DATASET ::
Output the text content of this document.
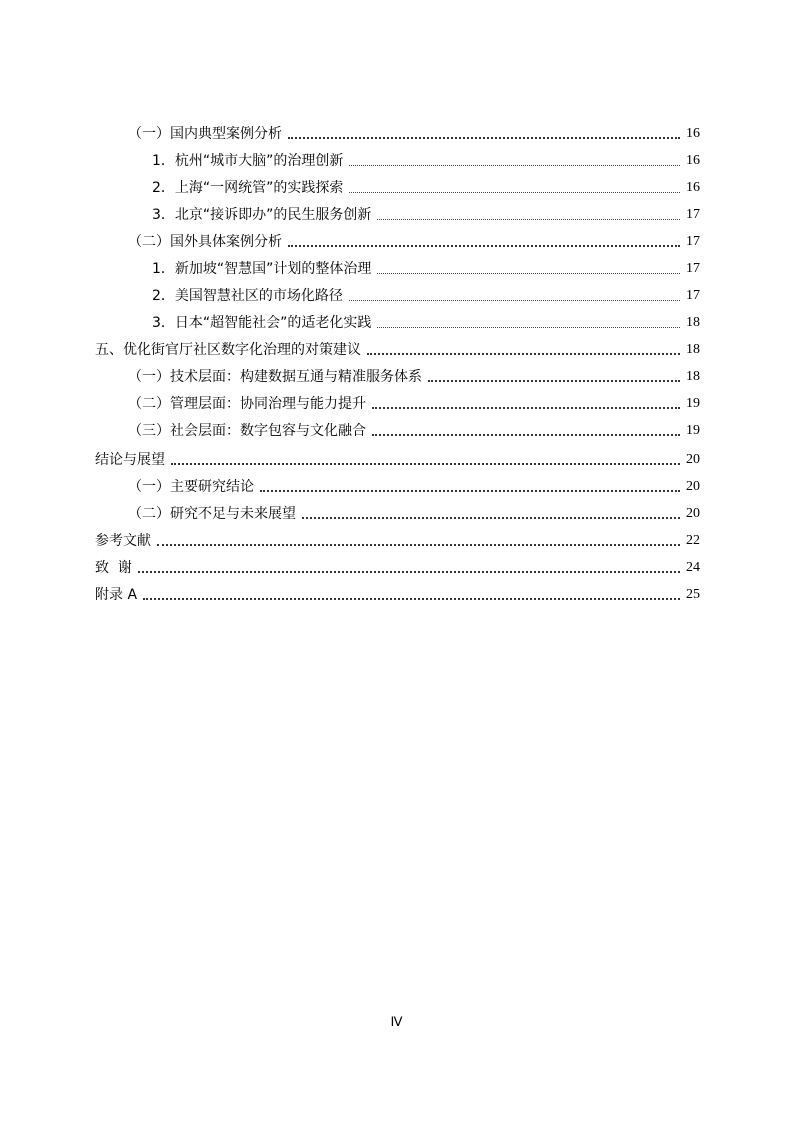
（一）国内典型案例分析	16
1．杭州“城市大脑”的治理创新	16
2．上海“一网统管”的实践探索	16
3．北京“接诉即办”的民生服务创新	17
（二）国外具体案例分析	17
1．新加坡“智慧国”计划的整体治理	17
2．美国智慧社区的市场化路径	17
3．日本“超智能社会”的适老化实践	18
五、优化街官厅社区数字化治理的对策建议	18
（一）技术层面：构建数据互通与精准服务体系	18
（二）管理层面：协同治理与能力提升	19
（三）社会层面：数字包容与文化融合	19
结论与展望	20
（一）主要研究结论	20
（二）研究不足与未来展望	20
参考文献	22
致  谢	24
附录 A	25
Ⅳ
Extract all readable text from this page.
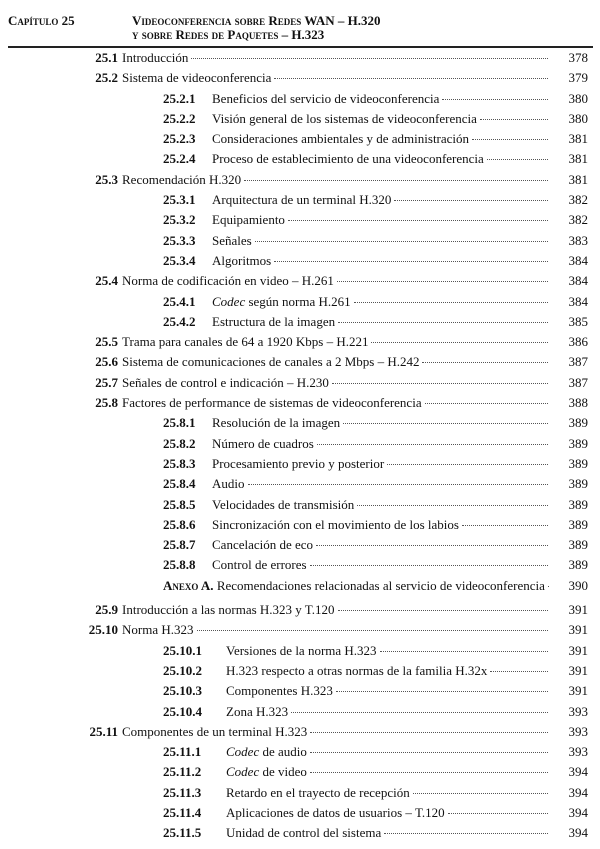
Capítulo 25	Videoconferencia sobre Redes WAN – H.320
y sobre Redes de Paquetes – H.323
25.1 Introducción	378
25.2 Sistema de videoconferencia	379
25.2.1 Beneficios del servicio de videoconferencia	380
25.2.2 Visión general de los sistemas de videoconferencia	380
25.2.3 Consideraciones ambientales y de administración	381
25.2.4 Proceso de establecimiento de una videoconferencia	381
25.3 Recomendación H.320	381
25.3.1 Arquitectura de un terminal H.320	382
25.3.2 Equipamiento	382
25.3.3 Señales	383
25.3.4 Algoritmos	384
25.4 Norma de codificación en video – H.261	384
25.4.1 Codec según norma H.261	384
25.4.2 Estructura de la imagen	385
25.5 Trama para canales de 64 a 1920 Kbps – H.221	386
25.6 Sistema de comunicaciones de canales a 2 Mbps – H.242	387
25.7 Señales de control e indicación – H.230	387
25.8 Factores de performance de sistemas de videoconferencia	388
25.8.1 Resolución de la imagen	389
25.8.2 Número de cuadros	389
25.8.3 Procesamiento previo y posterior	389
25.8.4 Audio	389
25.8.5 Velocidades de transmisión	389
25.8.6 Sincronización con el movimiento de los labios	389
25.8.7 Cancelación de eco	389
25.8.8 Control de errores	389
Anexo A. Recomendaciones relacionadas al servicio de videoconferencia	390
25.9 Introducción a las normas H.323 y T.120	391
25.10 Norma H.323	391
25.10.1 Versiones de la norma H.323	391
25.10.2 H.323 respecto a otras normas de la familia H.32x	391
25.10.3 Componentes H.323	391
25.10.4 Zona H.323	393
25.11 Componentes de un terminal H.323	393
25.11.1 Codec de audio	393
25.11.2 Codec de video	394
25.11.3 Retardo en el trayecto de recepción	394
25.11.4 Aplicaciones de datos de usuarios – T.120	394
25.11.5 Unidad de control del sistema	394
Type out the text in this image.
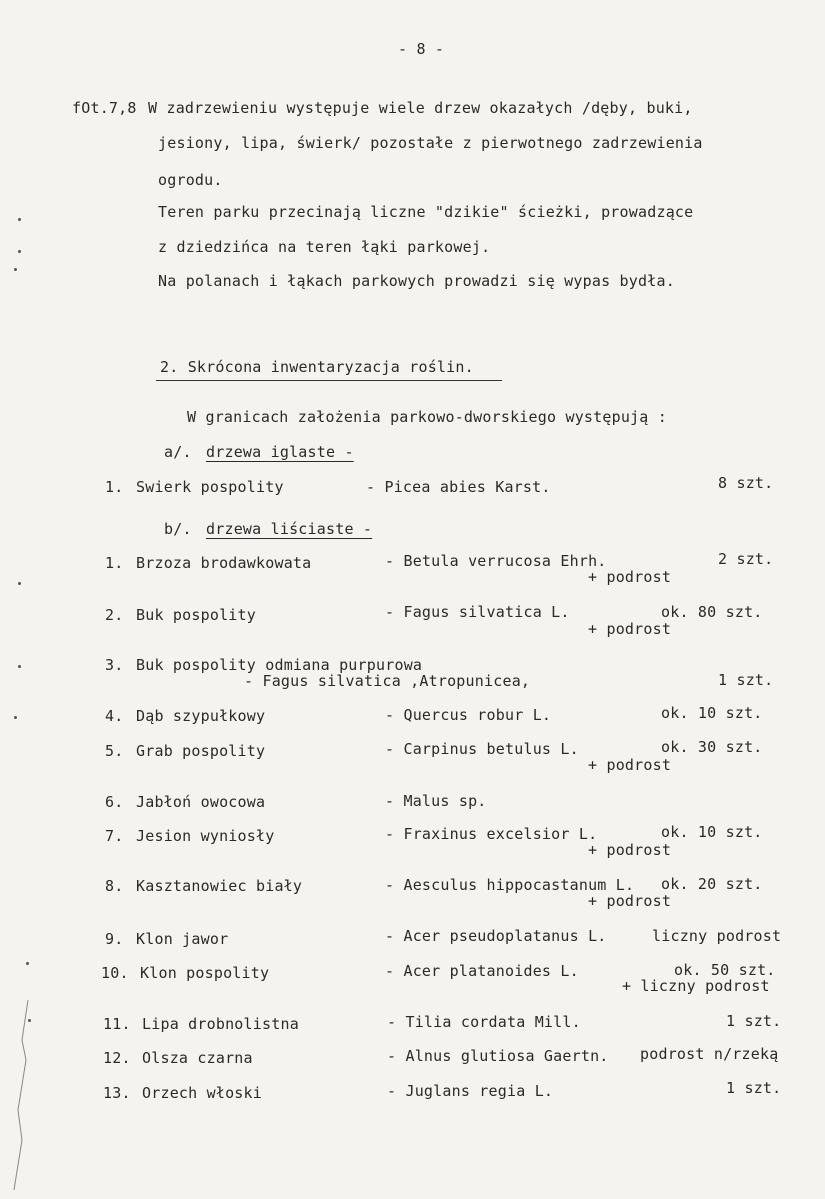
- 8 -
fOt.7,8 W zadrzewieniu występuje wiele drzew okazałych /dęby, buki,
jesiony, lipa, świerk/ pozostałe z pierwotnego zadrzewienia
ogrodu.
Teren parku przecinają liczne "dzikie" ścieżki, prowadzące
z dziedzińca na teren łąki parkowej.
Na polanach i łąkach parkowych prowadzi się wypas bydła.
2. Skrócona inwentaryzacja roślin.
W granicach założenia parkowo-dworskiego występują :
a/. drzewa iglaste -
1. Swierk pospolity	- Picea abies Karst.	8 szt.
b/. drzewa liściaste -
1. Brzoza brodawkowata	- Betula verrucosa Ehrh.	2 szt.
+ podrost
2. Buk pospolity	- Fagus silvatica L.	ok. 80 szt.
+ podrost
3. Buk pospolity odmiana purpurowa
- Fagus silvatica ,Atropunicea,	1 szt.
4. Dąb szypułkowy	- Quercus robur L.	ok. 10 szt.
5. Grab pospolity	- Carpinus betulus L.	ok. 30 szt.
+ podrost
6. Jabłoń owocowa	- Malus sp.
7. Jesion wyniosły	- Fraxinus excelsior L.	ok. 10 szt.
+ podrost
8. Kasztanowiec biały	- Aesculus hippocastanum L. ok. 20 szt.
+ podrost
9. Klon jawor	- Acer pseudoplatanus L.	liczny podrost
10. Klon pospolity	- Acer platanoides L.	ok. 50 szt.
+ liczny podrost
11. Lipa drobnolistna	- Tilia cordata Mill.	1 szt.
12. Olsza czarna	- Alnus glutiosa Gaertn. podrost n/rzeką
13. Orzech włoski	- Juglans regia L.	1 szt.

WHAT THE TASK REQUIRES ::
Tally up the lines holding the word "normas" in the data above, and answer with that figure only.

SOLUTION BELOW ::
2